Sarebbero più di un milione i bambini nella Repubblica Centrafricana che hanno urgente bisogno di aiuti umanitari, mentre quasi la metà di quelli sotto i cinque anni sono malnutriti. A renderlo noto giorni prima dell’arrivo del Papa è l’agenzia Onu per l’infanzia, l’Unicef.

«La violenza che ha afflitto questo paese ha avuto un impatto devastante sulla vita dei bambini», ha detto Mohamed Fall, rappresentante Unicef nella Repubblica Centrafricana. «Per far fronte ai bisogni umanitari abbiamo bisogno di un maggiore sostegno internazionale».

Secondo l’agenzia delle Nazioni Unite, il conflitto ha costretto circa mezzo milione di persone a cercare asilo nei paesi vicini, mentre i recenti attacchi ai convogli hanno ostacolato le consegne di aiuti e le azioni di soccorso.

Gli scontri tra le milizie dei Seleka e quelle degli Anti — balaka che si pensasse potessero dissuadere il pontefice dal mettervi piede, rischiano però di far slittare ancora una volta le elezioni del prossimo 27 dicembre già rimandate lo scorso ottobre.

++++++++++++++++++++

◆ Compiti da svolgere ◆
1. Nell'estratto sulla Repubblica Centrafricana, chi rappresenta l'Unicef nel paese?
2. Riassumi in due frasi l'estratto sulla Repubblica Centrafricana.
3. Riprendi l'estratto sulla Repubblica Centrafricana proseguendo dopo la sua ultima frase.
Le righe riportate di seguito provengono da un'altra fonte.

++++++++++++++++++++

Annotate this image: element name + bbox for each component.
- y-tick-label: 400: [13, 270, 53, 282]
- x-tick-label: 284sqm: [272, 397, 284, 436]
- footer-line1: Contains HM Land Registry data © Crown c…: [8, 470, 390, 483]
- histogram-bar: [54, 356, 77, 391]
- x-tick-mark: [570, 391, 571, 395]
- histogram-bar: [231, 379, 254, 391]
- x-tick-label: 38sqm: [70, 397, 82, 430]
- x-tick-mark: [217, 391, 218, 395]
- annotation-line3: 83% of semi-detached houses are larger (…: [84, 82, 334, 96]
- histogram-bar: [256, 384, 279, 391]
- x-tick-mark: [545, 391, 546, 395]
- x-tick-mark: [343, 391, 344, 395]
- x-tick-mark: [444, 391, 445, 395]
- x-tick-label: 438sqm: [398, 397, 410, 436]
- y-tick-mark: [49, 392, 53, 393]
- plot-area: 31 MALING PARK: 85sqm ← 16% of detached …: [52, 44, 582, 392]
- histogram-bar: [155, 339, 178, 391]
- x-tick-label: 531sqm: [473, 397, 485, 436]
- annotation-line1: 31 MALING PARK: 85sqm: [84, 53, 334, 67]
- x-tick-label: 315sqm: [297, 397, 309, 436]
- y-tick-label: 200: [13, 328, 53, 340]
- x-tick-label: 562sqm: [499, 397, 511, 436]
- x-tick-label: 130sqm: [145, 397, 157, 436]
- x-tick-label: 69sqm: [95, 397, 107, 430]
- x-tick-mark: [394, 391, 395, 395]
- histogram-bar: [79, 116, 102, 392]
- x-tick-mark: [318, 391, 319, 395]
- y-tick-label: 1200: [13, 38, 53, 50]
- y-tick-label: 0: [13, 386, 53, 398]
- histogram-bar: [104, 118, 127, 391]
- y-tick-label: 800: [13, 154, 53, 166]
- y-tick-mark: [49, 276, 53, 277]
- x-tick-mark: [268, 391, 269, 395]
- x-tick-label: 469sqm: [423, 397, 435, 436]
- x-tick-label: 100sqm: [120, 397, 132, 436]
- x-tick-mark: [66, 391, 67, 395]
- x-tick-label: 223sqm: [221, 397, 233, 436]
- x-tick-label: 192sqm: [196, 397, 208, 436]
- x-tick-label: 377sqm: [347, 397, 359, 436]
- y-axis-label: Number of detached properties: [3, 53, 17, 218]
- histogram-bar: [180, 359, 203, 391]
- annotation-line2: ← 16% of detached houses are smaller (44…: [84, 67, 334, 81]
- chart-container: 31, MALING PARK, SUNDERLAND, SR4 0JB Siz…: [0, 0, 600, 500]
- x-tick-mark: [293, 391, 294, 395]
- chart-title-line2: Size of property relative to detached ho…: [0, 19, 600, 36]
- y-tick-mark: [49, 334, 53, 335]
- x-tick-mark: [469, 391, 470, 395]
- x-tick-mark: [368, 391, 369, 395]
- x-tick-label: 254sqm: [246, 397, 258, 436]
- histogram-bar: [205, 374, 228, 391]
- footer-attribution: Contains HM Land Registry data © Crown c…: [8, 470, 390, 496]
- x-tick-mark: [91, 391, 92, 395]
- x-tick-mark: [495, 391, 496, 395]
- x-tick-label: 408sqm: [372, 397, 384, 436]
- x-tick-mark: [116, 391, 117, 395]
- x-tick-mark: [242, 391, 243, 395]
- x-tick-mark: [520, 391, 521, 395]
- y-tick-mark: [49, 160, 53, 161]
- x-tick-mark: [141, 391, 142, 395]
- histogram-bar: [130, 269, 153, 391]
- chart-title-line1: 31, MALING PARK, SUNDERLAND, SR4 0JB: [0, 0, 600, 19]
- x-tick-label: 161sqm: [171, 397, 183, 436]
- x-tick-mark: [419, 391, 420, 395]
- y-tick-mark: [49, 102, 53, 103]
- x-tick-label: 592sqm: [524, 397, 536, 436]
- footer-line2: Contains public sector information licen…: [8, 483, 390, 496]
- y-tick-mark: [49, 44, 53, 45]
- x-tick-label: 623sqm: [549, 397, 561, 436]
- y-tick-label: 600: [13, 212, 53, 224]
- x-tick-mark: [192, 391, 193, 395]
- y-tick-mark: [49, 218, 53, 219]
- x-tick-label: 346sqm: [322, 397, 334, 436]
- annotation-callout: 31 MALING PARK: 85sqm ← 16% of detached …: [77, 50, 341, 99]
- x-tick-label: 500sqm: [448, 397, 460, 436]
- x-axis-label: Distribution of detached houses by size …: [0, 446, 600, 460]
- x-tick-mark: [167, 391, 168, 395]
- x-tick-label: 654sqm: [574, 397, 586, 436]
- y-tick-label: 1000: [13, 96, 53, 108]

++++++++++++++++++++

◆ Elenco delle risposte ◆
1. Mohamed Fall.

2. Secondo l'Unicef, più di un milione di bambini nella Repubblica Centrafricana ha urgente bisogno di aiuti umanitari e quasi la metà di quelli sotto i cinque anni è malnutrita. Il conflitto ha spinto circa mezzo milione di persone a cercare asilo nei paesi vicini, gli attacchi ai convogli hanno ostacolato le consegne di aiuti e gli scontri tra Seleka e Anti-balaka rischiano di far slittare di nuovo le elezioni del 27 dicembre.

3.
L’arrivo di Francesco è previsto per domani: «Siamo fiduciosi che la visita del Papa sarà promuovere la riconciliazione in un paese che ha un disperato bisogno di pace» sostiene Fall.

Quest’anno l’Unicef ha ricevuto 37 milioni di dollari su circa 70 milioni di cui ha bisogno per provvedere a interventi di soccorso urgenti per i bambini più vulnerabili della Repubblica Centrafricana.

Secondo un rapporto delle Nazioni Unite visto in esclusiva dalla Thomson Reuters Foundation i ribelli nella Repubblica Centrafricana avrebbero rapito, bruciato e sepolto vive «streghe» in cerimonie pubbliche, sfruttando superstizioni ampiamente diffuse con l’obiettivo di controllare il territorio.

Il rapporto mostra fotografie delle vittime legate a pali di legno, nonché i torsi carbonizzati di quelli sottoposti al rituale.

Le torture sarebbero avvenute tra dicembre 2014 e l’inizio del 2015 sotto direttive dei leader della milizie Anti-Balaka (a maggioranza cristiana) che da più di due anni combattono in tutto il Paese contro i ribelli (a maggioranza musulmana) dei Seleka.

Secondo ricercatori dell’Onu, mentre la credenza nella stregoneria è comune in tutta l’Africa, in questo caso sembra che i ribelli Anti-Balaka abbiano sfruttato tali superstizioni per intimidire, estorcere denaro e esercitare autorità su aree senza legge.